◆ WHAT YOU SHOULD DO: Repeat the listing verbatim, from its first line up to and including the line containing "y-tick-label: 0 [146,798,164,835]".

(Layout records)
☆ ☆ ☆ ☆ ☆
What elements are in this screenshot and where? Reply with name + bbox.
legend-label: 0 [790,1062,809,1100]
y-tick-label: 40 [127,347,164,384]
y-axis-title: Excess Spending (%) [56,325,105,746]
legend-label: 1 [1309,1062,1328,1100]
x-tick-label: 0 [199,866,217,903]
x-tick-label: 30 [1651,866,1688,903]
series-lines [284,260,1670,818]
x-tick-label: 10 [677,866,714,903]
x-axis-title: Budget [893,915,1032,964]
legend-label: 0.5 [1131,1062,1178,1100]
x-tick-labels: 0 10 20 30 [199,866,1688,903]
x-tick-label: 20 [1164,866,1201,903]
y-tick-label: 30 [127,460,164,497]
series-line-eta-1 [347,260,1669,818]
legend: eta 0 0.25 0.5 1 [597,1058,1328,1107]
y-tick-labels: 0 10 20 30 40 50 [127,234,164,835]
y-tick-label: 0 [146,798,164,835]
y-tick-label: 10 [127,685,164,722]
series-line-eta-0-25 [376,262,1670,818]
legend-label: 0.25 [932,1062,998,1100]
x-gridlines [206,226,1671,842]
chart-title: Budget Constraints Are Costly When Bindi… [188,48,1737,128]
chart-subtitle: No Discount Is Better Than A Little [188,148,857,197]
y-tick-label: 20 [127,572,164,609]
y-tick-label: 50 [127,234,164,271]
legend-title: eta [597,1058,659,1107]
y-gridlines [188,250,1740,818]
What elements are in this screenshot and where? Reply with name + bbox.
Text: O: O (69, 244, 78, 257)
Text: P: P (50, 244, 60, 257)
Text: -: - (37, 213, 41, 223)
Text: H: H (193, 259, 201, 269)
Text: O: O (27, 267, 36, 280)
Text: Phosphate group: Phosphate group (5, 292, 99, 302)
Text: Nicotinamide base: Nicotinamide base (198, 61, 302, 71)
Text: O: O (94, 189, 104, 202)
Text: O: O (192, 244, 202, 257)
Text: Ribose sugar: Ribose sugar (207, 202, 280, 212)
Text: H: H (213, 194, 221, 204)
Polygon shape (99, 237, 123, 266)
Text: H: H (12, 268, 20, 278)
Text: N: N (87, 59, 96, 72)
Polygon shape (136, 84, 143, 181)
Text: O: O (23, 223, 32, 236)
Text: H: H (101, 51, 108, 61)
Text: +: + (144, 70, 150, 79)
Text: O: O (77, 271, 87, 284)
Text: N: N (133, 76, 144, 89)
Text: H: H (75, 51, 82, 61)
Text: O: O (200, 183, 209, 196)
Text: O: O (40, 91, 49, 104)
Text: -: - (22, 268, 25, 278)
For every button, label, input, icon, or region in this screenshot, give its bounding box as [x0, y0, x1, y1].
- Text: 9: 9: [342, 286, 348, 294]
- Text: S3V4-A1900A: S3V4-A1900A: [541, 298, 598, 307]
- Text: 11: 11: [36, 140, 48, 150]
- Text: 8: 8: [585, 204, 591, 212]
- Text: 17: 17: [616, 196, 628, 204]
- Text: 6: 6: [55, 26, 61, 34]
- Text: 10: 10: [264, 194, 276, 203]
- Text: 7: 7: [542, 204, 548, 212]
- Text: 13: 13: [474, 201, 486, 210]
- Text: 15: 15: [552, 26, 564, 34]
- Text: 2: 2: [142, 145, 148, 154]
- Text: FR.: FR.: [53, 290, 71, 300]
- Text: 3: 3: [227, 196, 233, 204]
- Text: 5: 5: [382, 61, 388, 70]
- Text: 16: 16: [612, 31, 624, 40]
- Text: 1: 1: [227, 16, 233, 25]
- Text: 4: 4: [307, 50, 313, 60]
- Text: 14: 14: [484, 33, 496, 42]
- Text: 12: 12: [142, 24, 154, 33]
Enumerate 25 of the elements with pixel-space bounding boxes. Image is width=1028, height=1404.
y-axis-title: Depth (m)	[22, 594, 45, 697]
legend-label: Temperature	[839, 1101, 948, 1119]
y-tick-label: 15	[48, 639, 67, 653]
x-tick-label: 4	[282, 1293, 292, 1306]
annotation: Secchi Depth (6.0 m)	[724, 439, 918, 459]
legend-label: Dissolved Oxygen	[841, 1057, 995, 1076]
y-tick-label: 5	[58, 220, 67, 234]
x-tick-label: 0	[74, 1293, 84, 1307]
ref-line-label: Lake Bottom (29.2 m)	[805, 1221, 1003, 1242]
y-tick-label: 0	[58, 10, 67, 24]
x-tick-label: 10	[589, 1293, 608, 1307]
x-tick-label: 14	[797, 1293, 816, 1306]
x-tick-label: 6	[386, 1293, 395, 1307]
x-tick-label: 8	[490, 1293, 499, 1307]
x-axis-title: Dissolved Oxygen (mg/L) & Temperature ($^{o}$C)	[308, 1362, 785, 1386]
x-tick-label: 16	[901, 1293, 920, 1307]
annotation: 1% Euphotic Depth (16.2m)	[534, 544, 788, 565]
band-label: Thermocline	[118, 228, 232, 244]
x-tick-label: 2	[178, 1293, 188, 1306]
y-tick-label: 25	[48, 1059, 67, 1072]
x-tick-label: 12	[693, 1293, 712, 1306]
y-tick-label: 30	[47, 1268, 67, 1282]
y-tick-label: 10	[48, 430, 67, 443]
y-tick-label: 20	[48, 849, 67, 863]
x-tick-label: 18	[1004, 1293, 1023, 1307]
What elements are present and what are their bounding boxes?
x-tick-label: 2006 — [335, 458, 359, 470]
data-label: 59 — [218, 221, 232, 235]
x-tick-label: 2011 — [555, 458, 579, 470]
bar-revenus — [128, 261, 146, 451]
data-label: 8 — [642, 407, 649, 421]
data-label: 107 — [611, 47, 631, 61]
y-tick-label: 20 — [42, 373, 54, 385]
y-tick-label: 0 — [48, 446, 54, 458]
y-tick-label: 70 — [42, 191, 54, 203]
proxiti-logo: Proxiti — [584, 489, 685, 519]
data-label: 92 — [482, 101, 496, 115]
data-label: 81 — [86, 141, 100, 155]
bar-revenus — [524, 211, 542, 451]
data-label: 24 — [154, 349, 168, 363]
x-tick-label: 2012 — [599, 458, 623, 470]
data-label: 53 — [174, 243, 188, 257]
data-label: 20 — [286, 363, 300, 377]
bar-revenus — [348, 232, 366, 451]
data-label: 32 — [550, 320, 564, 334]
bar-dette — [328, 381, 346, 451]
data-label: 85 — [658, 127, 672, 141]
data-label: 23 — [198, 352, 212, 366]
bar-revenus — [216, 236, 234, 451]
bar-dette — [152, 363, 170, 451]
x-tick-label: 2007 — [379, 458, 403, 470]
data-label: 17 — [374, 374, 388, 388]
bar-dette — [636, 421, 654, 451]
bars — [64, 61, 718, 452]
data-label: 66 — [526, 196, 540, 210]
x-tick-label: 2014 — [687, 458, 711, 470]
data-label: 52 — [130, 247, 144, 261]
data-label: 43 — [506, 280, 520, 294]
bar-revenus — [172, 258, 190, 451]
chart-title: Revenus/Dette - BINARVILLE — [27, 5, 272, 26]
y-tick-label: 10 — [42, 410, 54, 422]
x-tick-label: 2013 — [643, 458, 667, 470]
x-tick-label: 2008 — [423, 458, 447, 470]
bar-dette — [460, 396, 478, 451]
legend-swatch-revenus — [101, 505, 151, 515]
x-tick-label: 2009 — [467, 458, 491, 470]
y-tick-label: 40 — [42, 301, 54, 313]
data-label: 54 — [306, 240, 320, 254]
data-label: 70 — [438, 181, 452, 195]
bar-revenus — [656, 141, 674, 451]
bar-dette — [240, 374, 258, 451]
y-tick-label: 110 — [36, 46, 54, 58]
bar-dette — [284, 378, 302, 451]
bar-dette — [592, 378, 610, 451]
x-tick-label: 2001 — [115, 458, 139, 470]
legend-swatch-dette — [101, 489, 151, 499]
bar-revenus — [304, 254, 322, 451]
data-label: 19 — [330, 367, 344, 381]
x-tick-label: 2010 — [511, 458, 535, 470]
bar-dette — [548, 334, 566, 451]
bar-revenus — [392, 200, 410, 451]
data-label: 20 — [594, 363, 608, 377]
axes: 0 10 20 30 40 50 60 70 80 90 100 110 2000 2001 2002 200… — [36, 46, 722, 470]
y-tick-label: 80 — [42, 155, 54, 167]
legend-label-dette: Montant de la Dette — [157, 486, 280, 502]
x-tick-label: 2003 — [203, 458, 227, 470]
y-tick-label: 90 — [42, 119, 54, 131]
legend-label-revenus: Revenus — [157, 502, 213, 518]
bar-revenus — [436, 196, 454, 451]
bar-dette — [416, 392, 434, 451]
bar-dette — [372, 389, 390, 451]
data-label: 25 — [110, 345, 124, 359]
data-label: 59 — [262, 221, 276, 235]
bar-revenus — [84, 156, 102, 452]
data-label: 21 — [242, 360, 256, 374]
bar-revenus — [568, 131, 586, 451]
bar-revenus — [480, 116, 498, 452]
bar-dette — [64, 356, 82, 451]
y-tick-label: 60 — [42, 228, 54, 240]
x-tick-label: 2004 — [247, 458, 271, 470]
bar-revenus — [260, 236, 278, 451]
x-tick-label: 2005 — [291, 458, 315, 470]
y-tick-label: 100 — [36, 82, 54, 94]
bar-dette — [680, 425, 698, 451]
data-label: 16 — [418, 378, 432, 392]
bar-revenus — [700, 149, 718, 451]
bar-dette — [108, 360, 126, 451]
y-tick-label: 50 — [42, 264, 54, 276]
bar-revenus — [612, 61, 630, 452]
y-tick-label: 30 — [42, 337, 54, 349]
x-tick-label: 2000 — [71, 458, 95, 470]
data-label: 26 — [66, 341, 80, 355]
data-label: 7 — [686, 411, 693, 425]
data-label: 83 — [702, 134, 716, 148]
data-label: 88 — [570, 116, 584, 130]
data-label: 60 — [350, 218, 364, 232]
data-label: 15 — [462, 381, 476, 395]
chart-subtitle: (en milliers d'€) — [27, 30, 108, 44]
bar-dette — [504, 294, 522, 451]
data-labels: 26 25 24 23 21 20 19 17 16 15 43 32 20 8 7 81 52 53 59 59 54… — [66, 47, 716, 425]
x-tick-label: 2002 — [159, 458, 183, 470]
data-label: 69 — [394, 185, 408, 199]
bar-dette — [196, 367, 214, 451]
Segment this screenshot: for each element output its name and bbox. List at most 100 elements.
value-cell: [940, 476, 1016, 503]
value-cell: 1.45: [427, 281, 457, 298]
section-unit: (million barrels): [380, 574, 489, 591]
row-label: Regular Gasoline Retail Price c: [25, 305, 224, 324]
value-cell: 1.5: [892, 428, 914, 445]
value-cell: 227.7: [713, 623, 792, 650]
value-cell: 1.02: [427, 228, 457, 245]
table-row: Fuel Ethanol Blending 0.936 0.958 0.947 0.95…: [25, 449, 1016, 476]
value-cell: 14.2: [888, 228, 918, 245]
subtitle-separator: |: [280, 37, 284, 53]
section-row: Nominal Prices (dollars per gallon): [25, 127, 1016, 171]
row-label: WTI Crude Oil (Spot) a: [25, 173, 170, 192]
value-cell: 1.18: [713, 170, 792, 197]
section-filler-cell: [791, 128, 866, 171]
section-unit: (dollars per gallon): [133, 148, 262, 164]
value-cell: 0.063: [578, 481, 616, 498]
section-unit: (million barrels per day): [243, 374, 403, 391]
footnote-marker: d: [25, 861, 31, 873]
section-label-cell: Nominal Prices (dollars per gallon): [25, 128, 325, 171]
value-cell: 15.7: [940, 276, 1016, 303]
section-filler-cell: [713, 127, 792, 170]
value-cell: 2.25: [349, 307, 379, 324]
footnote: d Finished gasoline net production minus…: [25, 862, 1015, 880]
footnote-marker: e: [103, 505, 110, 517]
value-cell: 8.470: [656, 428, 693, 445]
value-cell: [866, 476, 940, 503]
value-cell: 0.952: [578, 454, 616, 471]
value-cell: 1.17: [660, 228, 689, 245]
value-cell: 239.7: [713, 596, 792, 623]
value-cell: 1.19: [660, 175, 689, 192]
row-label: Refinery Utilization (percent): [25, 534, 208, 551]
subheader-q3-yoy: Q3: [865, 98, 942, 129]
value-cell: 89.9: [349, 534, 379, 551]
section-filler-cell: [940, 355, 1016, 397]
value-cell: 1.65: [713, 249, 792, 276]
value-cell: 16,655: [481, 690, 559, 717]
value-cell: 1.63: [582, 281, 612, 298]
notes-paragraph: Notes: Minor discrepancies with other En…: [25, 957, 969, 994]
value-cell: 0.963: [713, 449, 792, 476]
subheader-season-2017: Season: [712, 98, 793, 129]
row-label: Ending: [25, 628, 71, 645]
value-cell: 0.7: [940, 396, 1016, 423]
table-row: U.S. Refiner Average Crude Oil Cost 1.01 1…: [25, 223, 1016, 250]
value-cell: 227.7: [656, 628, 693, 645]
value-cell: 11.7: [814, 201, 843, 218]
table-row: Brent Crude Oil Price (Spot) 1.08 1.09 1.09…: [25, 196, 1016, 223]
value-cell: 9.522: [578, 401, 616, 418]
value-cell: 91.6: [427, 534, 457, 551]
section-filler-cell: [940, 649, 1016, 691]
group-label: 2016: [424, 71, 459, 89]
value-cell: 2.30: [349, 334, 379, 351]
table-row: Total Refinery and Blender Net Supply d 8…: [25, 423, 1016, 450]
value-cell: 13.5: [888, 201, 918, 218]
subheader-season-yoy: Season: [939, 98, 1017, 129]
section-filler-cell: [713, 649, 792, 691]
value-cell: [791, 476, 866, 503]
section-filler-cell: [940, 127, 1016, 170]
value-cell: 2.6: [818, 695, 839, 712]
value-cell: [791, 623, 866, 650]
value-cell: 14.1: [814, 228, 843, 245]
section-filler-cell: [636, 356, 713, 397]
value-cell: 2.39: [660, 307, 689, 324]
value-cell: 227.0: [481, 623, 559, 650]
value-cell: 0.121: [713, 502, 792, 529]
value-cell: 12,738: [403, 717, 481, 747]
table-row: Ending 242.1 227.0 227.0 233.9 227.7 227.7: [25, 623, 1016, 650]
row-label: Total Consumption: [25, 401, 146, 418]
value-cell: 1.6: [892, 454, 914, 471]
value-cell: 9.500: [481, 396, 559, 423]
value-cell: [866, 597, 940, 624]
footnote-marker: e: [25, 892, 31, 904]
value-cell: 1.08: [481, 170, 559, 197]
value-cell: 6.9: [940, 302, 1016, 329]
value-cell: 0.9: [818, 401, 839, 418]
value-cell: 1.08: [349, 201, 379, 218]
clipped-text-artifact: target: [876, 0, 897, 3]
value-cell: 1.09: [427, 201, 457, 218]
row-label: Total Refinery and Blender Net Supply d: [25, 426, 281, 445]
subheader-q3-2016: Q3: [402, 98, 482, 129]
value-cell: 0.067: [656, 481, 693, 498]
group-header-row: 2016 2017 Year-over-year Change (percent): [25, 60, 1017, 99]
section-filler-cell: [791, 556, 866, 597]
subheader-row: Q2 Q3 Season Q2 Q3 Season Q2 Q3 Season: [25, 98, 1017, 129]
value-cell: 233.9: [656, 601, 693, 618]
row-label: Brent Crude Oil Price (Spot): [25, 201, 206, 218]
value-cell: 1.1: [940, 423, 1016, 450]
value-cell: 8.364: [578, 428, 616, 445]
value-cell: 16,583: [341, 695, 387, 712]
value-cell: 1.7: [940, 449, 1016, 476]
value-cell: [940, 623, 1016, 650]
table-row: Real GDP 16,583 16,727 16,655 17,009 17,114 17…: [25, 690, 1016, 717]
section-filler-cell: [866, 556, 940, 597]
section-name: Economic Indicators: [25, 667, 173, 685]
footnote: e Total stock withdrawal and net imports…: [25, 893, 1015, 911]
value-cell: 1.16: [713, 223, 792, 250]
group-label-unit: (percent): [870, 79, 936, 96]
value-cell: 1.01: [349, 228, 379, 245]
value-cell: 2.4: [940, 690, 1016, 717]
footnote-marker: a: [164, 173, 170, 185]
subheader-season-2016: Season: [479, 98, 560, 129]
☆ ☆ ☆ ☆ ☆
◆ FINAL RESULT:
What elements are in this screenshot and where? Reply with name + bbox.
legend-label: 0 [790,1062,809,1100]
y-tick-label: 40 [127,347,164,384]
y-axis-title: Excess Spending (%) [56,325,105,746]
legend-label: 1 [1309,1062,1328,1100]
x-tick-label: 0 [199,866,217,903]
x-tick-label: 30 [1651,866,1688,903]
series-lines [284,260,1670,818]
x-tick-label: 10 [677,866,714,903]
x-axis-title: Budget [893,915,1032,964]
legend-label: 0.5 [1131,1062,1178,1100]
x-tick-labels: 0 10 20 30 [199,866,1688,903]
x-tick-label: 20 [1164,866,1201,903]
y-tick-label: 30 [127,460,164,497]
series-line-eta-1 [347,260,1669,818]
legend: eta 0 0.25 0.5 1 [597,1058,1328,1107]
y-tick-labels: 0 10 20 30 40 50 [127,234,164,835]
y-tick-label: 0 [146,798,164,835]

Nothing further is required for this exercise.